→ Your instructions
Print out each entry below exactly, please.

-- Begin Provided data --

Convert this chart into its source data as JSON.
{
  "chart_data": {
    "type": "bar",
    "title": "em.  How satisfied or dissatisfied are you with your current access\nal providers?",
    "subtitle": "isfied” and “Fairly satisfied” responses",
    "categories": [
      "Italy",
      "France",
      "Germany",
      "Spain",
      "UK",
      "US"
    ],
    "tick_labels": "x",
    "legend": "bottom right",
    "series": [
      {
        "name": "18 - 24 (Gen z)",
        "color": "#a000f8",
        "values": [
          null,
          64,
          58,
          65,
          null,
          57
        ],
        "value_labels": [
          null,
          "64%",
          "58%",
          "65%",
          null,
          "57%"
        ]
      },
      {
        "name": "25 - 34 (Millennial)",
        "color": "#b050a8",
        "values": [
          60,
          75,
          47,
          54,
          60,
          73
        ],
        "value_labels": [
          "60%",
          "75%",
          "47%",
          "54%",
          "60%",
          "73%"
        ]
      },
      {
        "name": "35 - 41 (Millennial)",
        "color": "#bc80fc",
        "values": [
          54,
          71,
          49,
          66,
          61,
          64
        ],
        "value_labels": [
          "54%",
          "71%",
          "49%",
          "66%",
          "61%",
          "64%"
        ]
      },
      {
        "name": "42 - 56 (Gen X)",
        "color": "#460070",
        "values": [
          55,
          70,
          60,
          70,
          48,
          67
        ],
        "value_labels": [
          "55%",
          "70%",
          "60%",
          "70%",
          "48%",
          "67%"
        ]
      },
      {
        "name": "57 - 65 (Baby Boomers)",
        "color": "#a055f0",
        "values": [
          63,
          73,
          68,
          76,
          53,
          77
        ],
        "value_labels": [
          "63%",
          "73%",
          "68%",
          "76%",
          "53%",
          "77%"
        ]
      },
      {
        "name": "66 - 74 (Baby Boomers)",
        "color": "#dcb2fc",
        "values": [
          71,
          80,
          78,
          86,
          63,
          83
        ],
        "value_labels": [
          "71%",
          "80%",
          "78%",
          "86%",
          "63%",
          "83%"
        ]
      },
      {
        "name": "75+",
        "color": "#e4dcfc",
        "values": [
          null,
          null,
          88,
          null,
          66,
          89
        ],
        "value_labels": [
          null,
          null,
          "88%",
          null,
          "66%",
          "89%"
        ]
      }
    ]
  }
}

-- End Provided data --

→ Solution to this problem
Convert this chart into its source data as JSON.
{
  "chart_data": {
    "type": "bar",
    "title": "em.  How satisfied or dissatisfied are you with your current access\nal providers?",
    "subtitle": "isfied” and “Fairly satisfied” responses",
    "categories": [
      "Italy",
      "France",
      "Germany",
      "Spain",
      "UK",
      "US"
    ],
    "tick_labels": "x",
    "legend": "bottom right",
    "series": [
      {
        "name": "18 - 24 (Gen z)",
        "color": "#a000f8",
        "values": [
          null,
          64,
          58,
          65,
          null,
          57
        ],
        "value_labels": [
          null,
          "64%",
          "58%",
          "65%",
          null,
          "57%"
        ]
      },
      {
        "name": "25 - 34 (Millennial)",
        "color": "#b050a8",
        "values": [
          60,
          75,
          47,
          54,
          60,
          73
        ],
        "value_labels": [
          "60%",
          "75%",
          "47%",
          "54%",
          "60%",
          "73%"
        ]
      },
      {
        "name": "35 - 41 (Millennial)",
        "color": "#bc80fc",
        "values": [
          54,
          71,
          49,
          66,
          61,
          64
        ],
        "value_labels": [
          "54%",
          "71%",
          "49%",
          "66%",
          "61%",
          "64%"
        ]
      },
      {
        "name": "42 - 56 (Gen X)",
        "color": "#460070",
        "values": [
          55,
          70,
          60,
          70,
          48,
          67
        ],
        "value_labels": [
          "55%",
          "70%",
          "60%",
          "70%",
          "48%",
          "67%"
        ]
      },
      {
        "name": "57 - 65 (Baby Boomers)",
        "color": "#a055f0",
        "values": [
          63,
          73,
          68,
          76,
          53,
          77
        ],
        "value_labels": [
          "63%",
          "73%",
          "68%",
          "76%",
          "53%",
          "77%"
        ]
      },
      {
        "name": "66 - 74 (Baby Boomers)",
        "color": "#dcb2fc",
        "values": [
          71,
          80,
          78,
          86,
          63,
          83
        ],
        "value_labels": [
          "71%",
          "80%",
          "78%",
          "86%",
          "63%",
          "83%"
        ]
      },
      {
        "name": "75+",
        "color": "#e4dcfc",
        "values": [
          null,
          null,
          88,
          null,
          66,
          89
        ],
        "value_labels": [
          null,
          null,
          "88%",
          null,
          "66%",
          "89%"
        ]
      }
    ]
  }
}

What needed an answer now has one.